(SELECTED TEXT):
======

Papers found in Lord Stafford's House, to be delivered to the Secret Committee of H. C.
ORDERED, by the Lords Spiritual and Temporal in Parliament assembled, That Edmond Warcupp Esquire, One of the Deputy Lieutenants and Justice of Peace for the County of Midd. who, by Order of this House, hath searched the House of Viscount Stafford, called or known by the Name of Tarthall, and seized some Papers there, do forthwith transmit the said Papers to the Secret Committee of the House of Commons; and for so doing, this shall be a sufficient Warrant.
Methods and Rules of Trial of the impeachedLords.
The Lord Privy Seal reported, "That the Committee of Privileges have met, and considered of the Methods and Rules to be observed at the Trials of the Five Lords in The Tower; which are offered to the Consideration of the House."
No Lord to visit them without Leave.
ORDERED, by the Lords Spiritual and Temporal in Parliament assembled, That no Lord of this House shall visit any of the Lords now Prisoners in The Tower, without Leave of this House first had on that Behalf.
Message from H. C. with a Bill.
A Message was brought from the House of Commons, by Sir Robert Markham, &c.
To acquaint their Lordships, that the Commons have passed a Bill, intituled, "An Act for reviving of a former Act, intituled, An Act for giving Leave to buy and export Leather and Skins tanned or dressed;" to which the Commons desire their Lordships Concurrence.
For re-engrossing Fines burnt and lost, Bill.
The Lord Privy Seal reported, "That the Committee appointed to consider the Bill for re-engrossing the Fines which were burnt in The Temple, have considered the same; and are of Opinion, that the said Bill is sit to pass, without any Amendment."
Hodie 3a vice lecta est Billa, "An Act for re-engrossing of the Records of Fines burnt or lost in the late Fire in The Temple."
The Question was put, "Whether this Bill shall pass?"
And it was Resolved in the Affirmative.
Message to H. C. that the Lords have passed it and Dale's Bill.
A Message was sent to the House of Commons, by Sir William Beversham and Sir Samuell Clerke:
To acquaint them, that the Lords have passed the Bill concerning Charles Dale's Estate, and also the Bill for re-engrossing of the Records of Fines burnt or lost in the late Fire in The Temple.
Dominus Cancellarius declaravit præsens Parliamentum continuandum esse usque in diem Martis, 20um diem instantis Maii, hora decima Aurora, Dominis sic decernentibus.

======

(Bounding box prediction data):

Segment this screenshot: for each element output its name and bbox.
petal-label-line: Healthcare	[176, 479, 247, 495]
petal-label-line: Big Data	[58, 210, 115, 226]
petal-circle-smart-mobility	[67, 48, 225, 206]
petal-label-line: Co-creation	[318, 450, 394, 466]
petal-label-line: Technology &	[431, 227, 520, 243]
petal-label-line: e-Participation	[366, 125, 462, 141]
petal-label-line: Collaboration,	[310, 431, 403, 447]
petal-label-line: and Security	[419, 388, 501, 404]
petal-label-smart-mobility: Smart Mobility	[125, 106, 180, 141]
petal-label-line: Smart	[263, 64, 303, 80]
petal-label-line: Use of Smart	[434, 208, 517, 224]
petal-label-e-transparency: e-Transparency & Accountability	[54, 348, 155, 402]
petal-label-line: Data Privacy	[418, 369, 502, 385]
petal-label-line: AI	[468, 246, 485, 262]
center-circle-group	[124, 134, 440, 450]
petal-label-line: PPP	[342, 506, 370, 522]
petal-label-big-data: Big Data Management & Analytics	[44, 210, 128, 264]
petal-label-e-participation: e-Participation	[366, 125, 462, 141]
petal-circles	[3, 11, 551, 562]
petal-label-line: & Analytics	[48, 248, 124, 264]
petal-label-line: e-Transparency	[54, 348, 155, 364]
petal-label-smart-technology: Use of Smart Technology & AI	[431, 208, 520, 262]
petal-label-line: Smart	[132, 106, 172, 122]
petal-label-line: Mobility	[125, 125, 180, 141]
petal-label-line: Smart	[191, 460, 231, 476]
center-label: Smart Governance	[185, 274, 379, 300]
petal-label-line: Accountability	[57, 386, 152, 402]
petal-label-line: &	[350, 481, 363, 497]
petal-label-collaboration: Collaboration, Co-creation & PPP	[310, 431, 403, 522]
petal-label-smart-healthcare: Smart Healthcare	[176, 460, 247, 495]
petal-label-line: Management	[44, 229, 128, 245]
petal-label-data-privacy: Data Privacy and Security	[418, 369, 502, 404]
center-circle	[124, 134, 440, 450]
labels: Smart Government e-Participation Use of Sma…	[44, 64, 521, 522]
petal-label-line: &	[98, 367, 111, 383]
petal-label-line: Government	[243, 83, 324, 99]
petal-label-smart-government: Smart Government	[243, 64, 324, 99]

======

(WHAT TO PRODUCE): Can you write out the part of the House of Lords journal entry that opens with the words containing "A Message was brought" and closes with "their Lordships Concurrence."?

(RESULT FOR THIS EXERCISE):
A Message was brought from the House of Commons, by Sir Robert Markham, &c.
To acquaint their Lordships, that the Commons have passed a Bill, intituled, "An Act for reviving of a former Act, intituled, An Act for giving Leave to buy and export Leather and Skins tanned or dressed;" to which the Commons desire their Lordships Concurrence.